[Excerpted records]:
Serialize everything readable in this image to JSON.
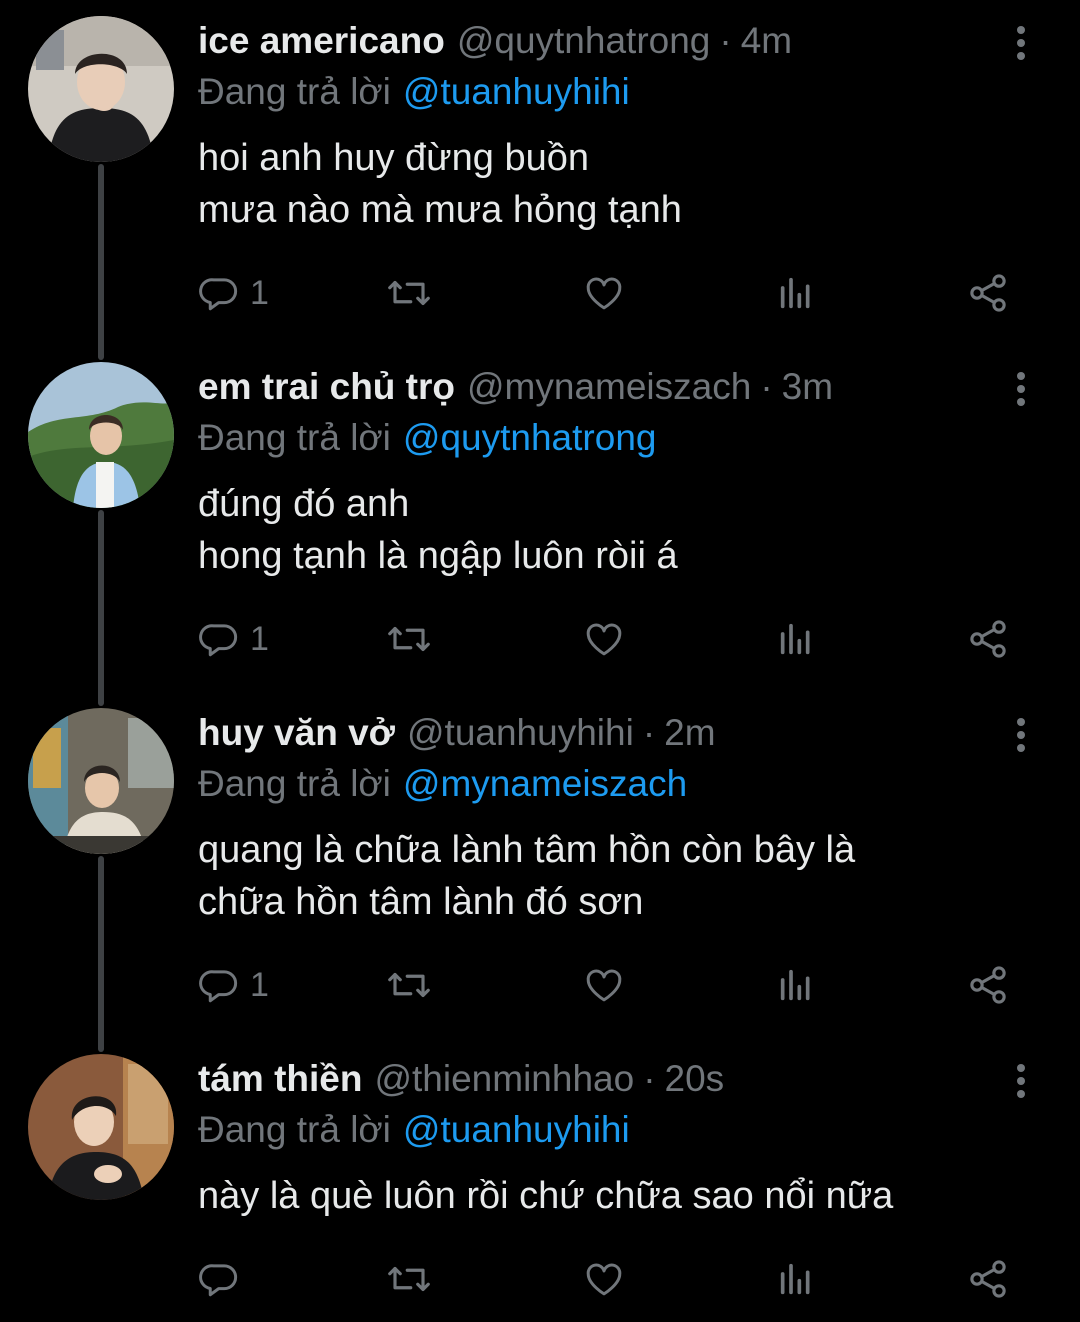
{
  "theme": {
    "background": "#000000",
    "text": "#e7e9ea",
    "muted": "#71767b",
    "accent": "#1d9bf0",
    "thread_line": "#3e4144"
  },
  "tweets": [
    {
      "display_name": "ice americano",
      "handle": "@quytnhatrong",
      "separator": "·",
      "time": "4m",
      "replying_to_label": "Đang trả lời",
      "replying_to_handle": "@tuanhuyhihi",
      "text_lines": [
        "hoi anh huy đừng buồn",
        "mưa nào mà mưa hỏng tạnh"
      ],
      "reply_count": "1",
      "avatar_icon": "user-avatar"
    },
    {
      "display_name": "em trai chủ trọ",
      "handle": "@mynameiszach",
      "separator": "·",
      "time": "3m",
      "replying_to_label": "Đang trả lời",
      "replying_to_handle": "@quytnhatrong",
      "text_lines": [
        "đúng đó anh",
        "hong tạnh là ngập luôn ròii á"
      ],
      "reply_count": "1",
      "avatar_icon": "user-avatar"
    },
    {
      "display_name": "huy văn vở",
      "handle": "@tuanhuyhihi",
      "separator": "·",
      "time": "2m",
      "replying_to_label": "Đang trả lời",
      "replying_to_handle": "@mynameiszach",
      "text_lines": [
        "quang là chữa lành tâm hồn còn bây là",
        "chữa hồn tâm lành đó sơn"
      ],
      "reply_count": "1",
      "avatar_icon": "user-avatar"
    },
    {
      "display_name": "tám thiền",
      "handle": "@thienminhhao",
      "separator": "·",
      "time": "20s",
      "replying_to_label": "Đang trả lời",
      "replying_to_handle": "@tuanhuyhihi",
      "text_lines": [
        "này là què luôn rồi chứ chữa sao nổi nữa"
      ],
      "reply_count": "",
      "avatar_icon": "user-avatar"
    }
  ],
  "icons": {
    "reply": "reply-icon",
    "retweet": "retweet-icon",
    "like": "heart-icon",
    "views": "views-icon",
    "share": "share-icon",
    "more": "more-vertical-icon"
  }
}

[Short problem]:
State, as a bare number, how many lines of the listing hold the word "lành".

[Answer to the task]:
2